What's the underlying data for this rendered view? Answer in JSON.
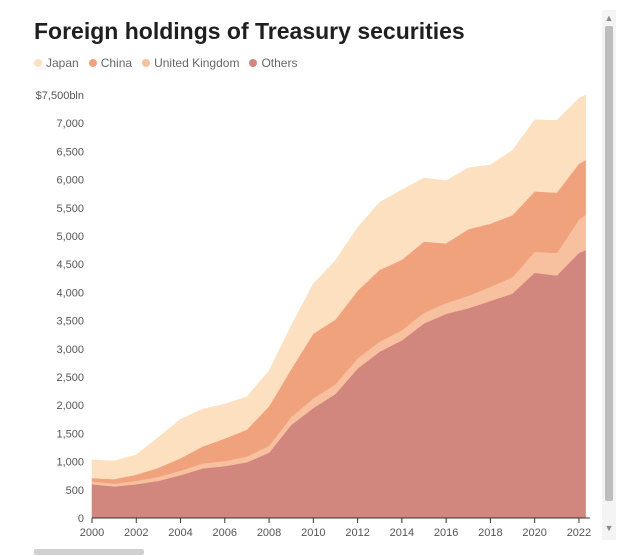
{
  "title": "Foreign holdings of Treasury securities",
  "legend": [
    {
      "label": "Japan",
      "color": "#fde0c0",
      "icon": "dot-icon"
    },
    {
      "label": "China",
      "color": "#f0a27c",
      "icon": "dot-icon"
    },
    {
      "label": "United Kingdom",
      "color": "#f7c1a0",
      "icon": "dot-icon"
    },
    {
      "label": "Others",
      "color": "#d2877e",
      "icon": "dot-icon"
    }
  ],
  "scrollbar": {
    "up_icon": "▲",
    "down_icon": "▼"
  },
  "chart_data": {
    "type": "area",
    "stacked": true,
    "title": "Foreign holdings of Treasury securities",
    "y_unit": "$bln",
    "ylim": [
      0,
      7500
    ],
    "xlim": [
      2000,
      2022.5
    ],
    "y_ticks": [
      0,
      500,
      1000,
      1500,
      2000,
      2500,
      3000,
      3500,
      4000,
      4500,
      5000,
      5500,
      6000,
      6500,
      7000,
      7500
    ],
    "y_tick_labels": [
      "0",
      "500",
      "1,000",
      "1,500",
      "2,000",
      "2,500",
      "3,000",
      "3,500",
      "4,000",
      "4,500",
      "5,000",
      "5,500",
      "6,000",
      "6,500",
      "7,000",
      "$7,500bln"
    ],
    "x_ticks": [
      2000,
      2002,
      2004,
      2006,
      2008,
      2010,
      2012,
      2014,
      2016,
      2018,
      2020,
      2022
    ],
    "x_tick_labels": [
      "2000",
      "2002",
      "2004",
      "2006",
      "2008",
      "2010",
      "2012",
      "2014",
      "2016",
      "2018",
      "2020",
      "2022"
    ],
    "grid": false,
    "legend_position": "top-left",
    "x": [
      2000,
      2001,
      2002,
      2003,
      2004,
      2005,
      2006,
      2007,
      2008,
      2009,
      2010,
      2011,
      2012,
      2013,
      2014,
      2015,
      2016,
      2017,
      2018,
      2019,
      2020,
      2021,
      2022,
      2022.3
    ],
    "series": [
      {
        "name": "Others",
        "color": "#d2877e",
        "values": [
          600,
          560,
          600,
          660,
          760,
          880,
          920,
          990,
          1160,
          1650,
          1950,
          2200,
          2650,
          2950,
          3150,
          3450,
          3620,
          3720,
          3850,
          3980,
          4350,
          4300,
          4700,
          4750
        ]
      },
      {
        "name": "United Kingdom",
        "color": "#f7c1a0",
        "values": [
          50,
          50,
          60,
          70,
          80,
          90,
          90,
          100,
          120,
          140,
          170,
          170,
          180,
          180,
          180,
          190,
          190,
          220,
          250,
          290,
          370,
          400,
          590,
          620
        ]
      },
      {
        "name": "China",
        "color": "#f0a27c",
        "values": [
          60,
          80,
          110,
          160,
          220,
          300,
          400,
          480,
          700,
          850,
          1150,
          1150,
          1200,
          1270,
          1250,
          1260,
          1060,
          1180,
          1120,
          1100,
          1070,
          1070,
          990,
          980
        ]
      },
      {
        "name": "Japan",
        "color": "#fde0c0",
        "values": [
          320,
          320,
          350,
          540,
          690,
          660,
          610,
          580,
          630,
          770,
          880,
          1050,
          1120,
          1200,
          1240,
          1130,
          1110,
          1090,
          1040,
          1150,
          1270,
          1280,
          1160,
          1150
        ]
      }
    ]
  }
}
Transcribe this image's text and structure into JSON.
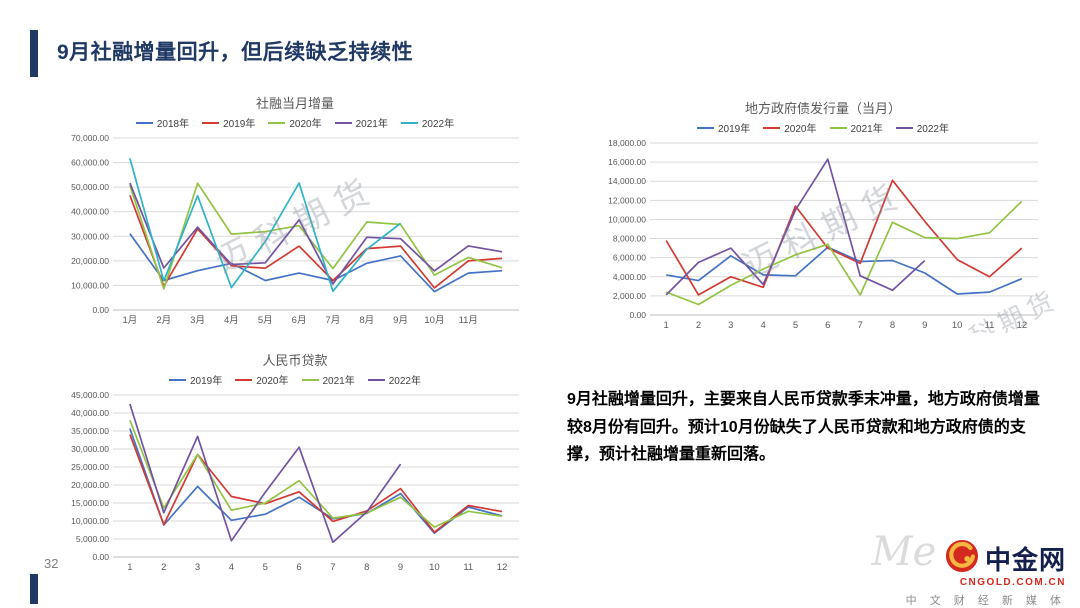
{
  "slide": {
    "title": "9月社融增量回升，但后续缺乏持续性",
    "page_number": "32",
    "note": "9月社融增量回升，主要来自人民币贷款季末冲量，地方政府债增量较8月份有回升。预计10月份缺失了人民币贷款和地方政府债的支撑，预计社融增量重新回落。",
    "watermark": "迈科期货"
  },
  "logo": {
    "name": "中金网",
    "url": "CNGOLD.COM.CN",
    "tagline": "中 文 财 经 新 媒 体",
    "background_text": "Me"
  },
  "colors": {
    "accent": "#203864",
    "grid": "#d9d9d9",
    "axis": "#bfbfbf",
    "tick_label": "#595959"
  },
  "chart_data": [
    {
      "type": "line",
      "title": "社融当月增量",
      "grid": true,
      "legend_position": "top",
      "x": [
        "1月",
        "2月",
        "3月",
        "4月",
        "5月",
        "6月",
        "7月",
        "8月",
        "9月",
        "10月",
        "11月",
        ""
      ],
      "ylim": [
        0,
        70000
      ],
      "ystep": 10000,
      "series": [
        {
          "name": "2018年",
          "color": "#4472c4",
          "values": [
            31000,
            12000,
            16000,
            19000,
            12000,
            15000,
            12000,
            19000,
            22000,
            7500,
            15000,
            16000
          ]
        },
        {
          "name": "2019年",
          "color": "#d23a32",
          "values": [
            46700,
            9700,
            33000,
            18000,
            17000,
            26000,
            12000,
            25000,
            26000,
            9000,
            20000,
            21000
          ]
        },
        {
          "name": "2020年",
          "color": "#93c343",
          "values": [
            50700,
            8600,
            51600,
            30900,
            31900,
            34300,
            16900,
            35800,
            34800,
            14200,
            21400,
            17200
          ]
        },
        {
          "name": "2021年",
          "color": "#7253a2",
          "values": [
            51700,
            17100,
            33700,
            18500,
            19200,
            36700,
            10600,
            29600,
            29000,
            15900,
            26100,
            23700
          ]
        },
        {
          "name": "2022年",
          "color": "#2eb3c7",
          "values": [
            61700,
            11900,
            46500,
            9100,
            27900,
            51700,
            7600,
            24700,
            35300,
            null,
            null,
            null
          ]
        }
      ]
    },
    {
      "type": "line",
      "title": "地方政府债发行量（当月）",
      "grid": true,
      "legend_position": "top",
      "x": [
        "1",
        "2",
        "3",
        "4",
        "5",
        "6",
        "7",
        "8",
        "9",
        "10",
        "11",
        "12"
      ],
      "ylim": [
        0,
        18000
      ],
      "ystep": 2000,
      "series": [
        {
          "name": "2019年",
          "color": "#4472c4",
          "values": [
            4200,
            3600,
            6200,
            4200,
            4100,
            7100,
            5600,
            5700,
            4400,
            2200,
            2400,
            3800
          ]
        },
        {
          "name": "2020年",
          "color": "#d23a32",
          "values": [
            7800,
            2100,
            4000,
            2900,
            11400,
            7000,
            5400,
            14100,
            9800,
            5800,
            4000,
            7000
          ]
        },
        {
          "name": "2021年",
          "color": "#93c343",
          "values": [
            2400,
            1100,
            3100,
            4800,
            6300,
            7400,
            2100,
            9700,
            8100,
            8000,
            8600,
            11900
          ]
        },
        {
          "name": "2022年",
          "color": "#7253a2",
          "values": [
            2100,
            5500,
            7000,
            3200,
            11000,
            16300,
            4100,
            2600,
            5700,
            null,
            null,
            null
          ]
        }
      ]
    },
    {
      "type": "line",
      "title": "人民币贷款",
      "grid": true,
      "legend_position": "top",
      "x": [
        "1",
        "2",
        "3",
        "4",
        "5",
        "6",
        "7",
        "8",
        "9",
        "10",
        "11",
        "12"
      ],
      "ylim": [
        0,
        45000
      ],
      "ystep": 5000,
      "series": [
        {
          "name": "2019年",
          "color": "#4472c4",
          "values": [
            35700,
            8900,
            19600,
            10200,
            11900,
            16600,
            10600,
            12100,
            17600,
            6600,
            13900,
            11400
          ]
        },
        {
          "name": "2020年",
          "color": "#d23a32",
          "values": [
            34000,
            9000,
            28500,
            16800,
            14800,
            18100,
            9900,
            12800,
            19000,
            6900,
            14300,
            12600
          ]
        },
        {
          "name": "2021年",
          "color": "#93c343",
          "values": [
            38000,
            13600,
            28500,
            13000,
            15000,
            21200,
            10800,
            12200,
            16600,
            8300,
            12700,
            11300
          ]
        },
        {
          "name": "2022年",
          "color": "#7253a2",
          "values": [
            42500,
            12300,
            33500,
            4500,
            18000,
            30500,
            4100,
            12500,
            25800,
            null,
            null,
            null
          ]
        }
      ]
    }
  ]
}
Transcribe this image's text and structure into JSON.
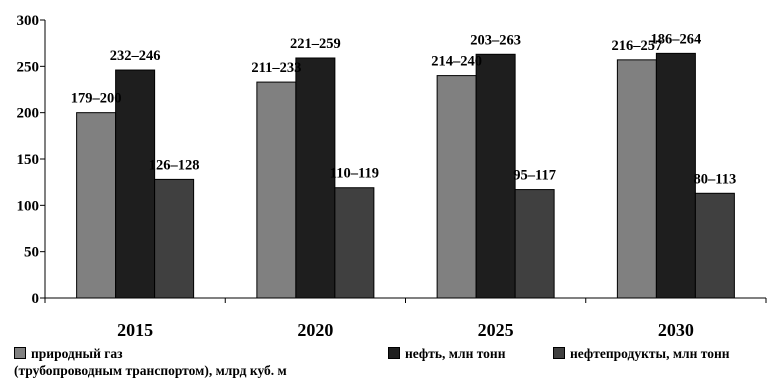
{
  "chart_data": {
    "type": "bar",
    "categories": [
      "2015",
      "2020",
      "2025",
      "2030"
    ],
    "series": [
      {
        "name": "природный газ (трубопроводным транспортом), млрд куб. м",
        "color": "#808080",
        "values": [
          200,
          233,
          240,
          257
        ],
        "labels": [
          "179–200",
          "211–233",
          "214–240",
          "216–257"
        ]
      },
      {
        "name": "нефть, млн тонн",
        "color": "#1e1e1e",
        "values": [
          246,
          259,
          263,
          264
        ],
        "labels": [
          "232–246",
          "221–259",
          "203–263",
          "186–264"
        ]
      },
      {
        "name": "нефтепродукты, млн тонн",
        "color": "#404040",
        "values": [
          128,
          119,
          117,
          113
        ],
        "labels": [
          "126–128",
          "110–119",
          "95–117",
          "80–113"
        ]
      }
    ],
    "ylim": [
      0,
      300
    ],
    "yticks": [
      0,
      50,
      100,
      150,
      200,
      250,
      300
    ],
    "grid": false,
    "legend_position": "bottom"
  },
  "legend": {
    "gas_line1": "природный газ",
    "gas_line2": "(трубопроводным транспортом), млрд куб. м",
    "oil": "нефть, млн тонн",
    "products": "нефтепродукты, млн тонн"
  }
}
──────────────────────────────
AIM OF THE EXERCISE
Above are the records; copy every line in them that holds the word "holdings".

ANSWER IN FULL
  "title": "Foreign holdings of Treasury securities",
    "title": "Foreign holdings of Treasury securities",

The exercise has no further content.